- Your task -
Reproduce each line of the material precisely.

* START Data provided *

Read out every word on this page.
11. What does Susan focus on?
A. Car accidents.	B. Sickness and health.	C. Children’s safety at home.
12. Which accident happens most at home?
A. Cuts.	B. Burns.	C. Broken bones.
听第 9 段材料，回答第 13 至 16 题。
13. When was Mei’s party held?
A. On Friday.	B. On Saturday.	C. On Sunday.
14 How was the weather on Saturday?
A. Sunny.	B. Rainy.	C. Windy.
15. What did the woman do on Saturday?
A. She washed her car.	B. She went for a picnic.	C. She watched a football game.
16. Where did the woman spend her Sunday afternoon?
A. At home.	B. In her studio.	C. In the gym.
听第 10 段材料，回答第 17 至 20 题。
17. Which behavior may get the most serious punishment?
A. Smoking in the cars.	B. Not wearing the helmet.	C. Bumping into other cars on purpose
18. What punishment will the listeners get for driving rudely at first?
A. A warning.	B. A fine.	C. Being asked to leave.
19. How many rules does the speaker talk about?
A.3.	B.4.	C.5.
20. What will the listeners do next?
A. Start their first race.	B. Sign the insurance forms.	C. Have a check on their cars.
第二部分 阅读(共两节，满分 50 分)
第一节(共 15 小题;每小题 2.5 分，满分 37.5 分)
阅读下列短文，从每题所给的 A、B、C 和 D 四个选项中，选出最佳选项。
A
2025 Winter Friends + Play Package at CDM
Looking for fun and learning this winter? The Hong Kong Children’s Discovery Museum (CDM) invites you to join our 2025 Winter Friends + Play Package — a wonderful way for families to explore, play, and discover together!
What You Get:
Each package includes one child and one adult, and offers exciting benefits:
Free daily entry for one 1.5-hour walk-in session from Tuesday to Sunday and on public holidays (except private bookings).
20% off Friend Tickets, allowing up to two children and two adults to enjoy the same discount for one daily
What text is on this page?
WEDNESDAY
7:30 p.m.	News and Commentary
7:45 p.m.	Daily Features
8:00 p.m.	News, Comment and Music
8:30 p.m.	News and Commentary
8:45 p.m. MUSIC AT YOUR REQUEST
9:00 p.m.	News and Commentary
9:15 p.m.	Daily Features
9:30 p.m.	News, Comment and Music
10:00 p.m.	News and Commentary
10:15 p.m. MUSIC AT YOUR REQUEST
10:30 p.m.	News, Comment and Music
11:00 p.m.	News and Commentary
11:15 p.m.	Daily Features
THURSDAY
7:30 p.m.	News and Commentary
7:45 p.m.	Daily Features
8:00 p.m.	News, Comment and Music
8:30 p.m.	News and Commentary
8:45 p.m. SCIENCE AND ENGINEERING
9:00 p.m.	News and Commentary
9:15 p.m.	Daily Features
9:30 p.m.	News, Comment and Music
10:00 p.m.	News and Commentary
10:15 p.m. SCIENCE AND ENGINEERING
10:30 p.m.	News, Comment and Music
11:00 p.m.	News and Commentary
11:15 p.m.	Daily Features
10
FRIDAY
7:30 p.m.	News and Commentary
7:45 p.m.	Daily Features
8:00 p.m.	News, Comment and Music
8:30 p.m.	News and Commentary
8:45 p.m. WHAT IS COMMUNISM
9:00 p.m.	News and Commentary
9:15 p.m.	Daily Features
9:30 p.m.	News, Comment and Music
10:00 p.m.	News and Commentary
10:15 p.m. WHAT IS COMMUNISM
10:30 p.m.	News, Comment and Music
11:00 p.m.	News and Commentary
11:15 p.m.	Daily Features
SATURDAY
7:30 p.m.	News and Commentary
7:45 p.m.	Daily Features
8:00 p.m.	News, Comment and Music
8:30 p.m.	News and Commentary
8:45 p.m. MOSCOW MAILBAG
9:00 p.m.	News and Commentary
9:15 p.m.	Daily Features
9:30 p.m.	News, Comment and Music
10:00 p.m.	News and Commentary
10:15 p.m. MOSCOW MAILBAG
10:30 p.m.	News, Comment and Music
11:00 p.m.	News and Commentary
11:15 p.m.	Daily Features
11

* END Data provided *

- Solution to this task -
Read out every word on this page.
11. What does Susan focus on?
A. Car accidents.	B. Sickness and health.	C. Children’s safety at home.
12. Which accident happens most at home?
A. Cuts.	B. Burns.	C. Broken bones.
听第 9 段材料，回答第 13 至 16 题。
13. When was Mei’s party held?
A. On Friday.	B. On Saturday.	C. On Sunday.
14 How was the weather on Saturday?
A. Sunny.	B. Rainy.	C. Windy.
15. What did the woman do on Saturday?
A. She washed her car.	B. She went for a picnic.	C. She watched a football game.
16. Where did the woman spend her Sunday afternoon?
A. At home.	B. In her studio.	C. In the gym.
听第 10 段材料，回答第 17 至 20 题。
17. Which behavior may get the most serious punishment?
A. Smoking in the cars.	B. Not wearing the helmet.	C. Bumping into other cars on purpose
18. What punishment will the listeners get for driving rudely at first?
A. A warning.	B. A fine.	C. Being asked to leave.
19. How many rules does the speaker talk about?
A.3.	B.4.	C.5.
20. What will the listeners do next?
A. Start their first race.	B. Sign the insurance forms.	C. Have a check on their cars.
第二部分 阅读(共两节，满分 50 分)
第一节(共 15 小题;每小题 2.5 分，满分 37.5 分)
阅读下列短文，从每题所给的 A、B、C 和 D 四个选项中，选出最佳选项。
A
2025 Winter Friends + Play Package at CDM
Looking for fun and learning this winter? The Hong Kong Children’s Discovery Museum (CDM) invites you to join our 2025 Winter Friends + Play Package — a wonderful way for families to explore, play, and discover together!
What You Get:
Each package includes one child and one adult, and offers exciting benefits:
Free daily entry for one 1.5-hour walk-in session from Tuesday to Sunday and on public holidays (except private bookings).
20% off Friend Tickets, allowing up to two children and two adults to enjoy the same discount for one daily
What text is on this page?
WEDNESDAY
7:30 p.m.	News and Commentary
7:45 p.m.	Daily Features
8:00 p.m.	News, Comment and Music
8:30 p.m.	News and Commentary
8:45 p.m. MUSIC AT YOUR REQUEST
9:00 p.m.	News and Commentary
9:15 p.m.	Daily Features
9:30 p.m.	News, Comment and Music
10:00 p.m.	News and Commentary
10:15 p.m. MUSIC AT YOUR REQUEST
10:30 p.m.	News, Comment and Music
11:00 p.m.	News and Commentary
11:15 p.m.	Daily Features
THURSDAY
7:30 p.m.	News and Commentary
7:45 p.m.	Daily Features
8:00 p.m.	News, Comment and Music
8:30 p.m.	News and Commentary
8:45 p.m. SCIENCE AND ENGINEERING
9:00 p.m.	News and Commentary
9:15 p.m.	Daily Features
9:30 p.m.	News, Comment and Music
10:00 p.m.	News and Commentary
10:15 p.m. SCIENCE AND ENGINEERING
10:30 p.m.	News, Comment and Music
11:00 p.m.	News and Commentary
11:15 p.m.	Daily Features
10
FRIDAY
7:30 p.m.	News and Commentary
7:45 p.m.	Daily Features
8:00 p.m.	News, Comment and Music
8:30 p.m.	News and Commentary
8:45 p.m. WHAT IS COMMUNISM
9:00 p.m.	News and Commentary
9:15 p.m.	Daily Features
9:30 p.m.	News, Comment and Music
10:00 p.m.	News and Commentary
10:15 p.m. WHAT IS COMMUNISM
10:30 p.m.	News, Comment and Music
11:00 p.m.	News and Commentary
11:15 p.m.	Daily Features
SATURDAY
7:30 p.m.	News and Commentary
7:45 p.m.	Daily Features
8:00 p.m.	News, Comment and Music
8:30 p.m.	News and Commentary
8:45 p.m. MOSCOW MAILBAG
9:00 p.m.	News and Commentary
9:15 p.m.	Daily Features
9:30 p.m.	News, Comment and Music
10:00 p.m.	News and Commentary
10:15 p.m. MOSCOW MAILBAG
10:30 p.m.	News, Comment and Music
11:00 p.m.	News and Commentary
11:15 p.m.	Daily Features
11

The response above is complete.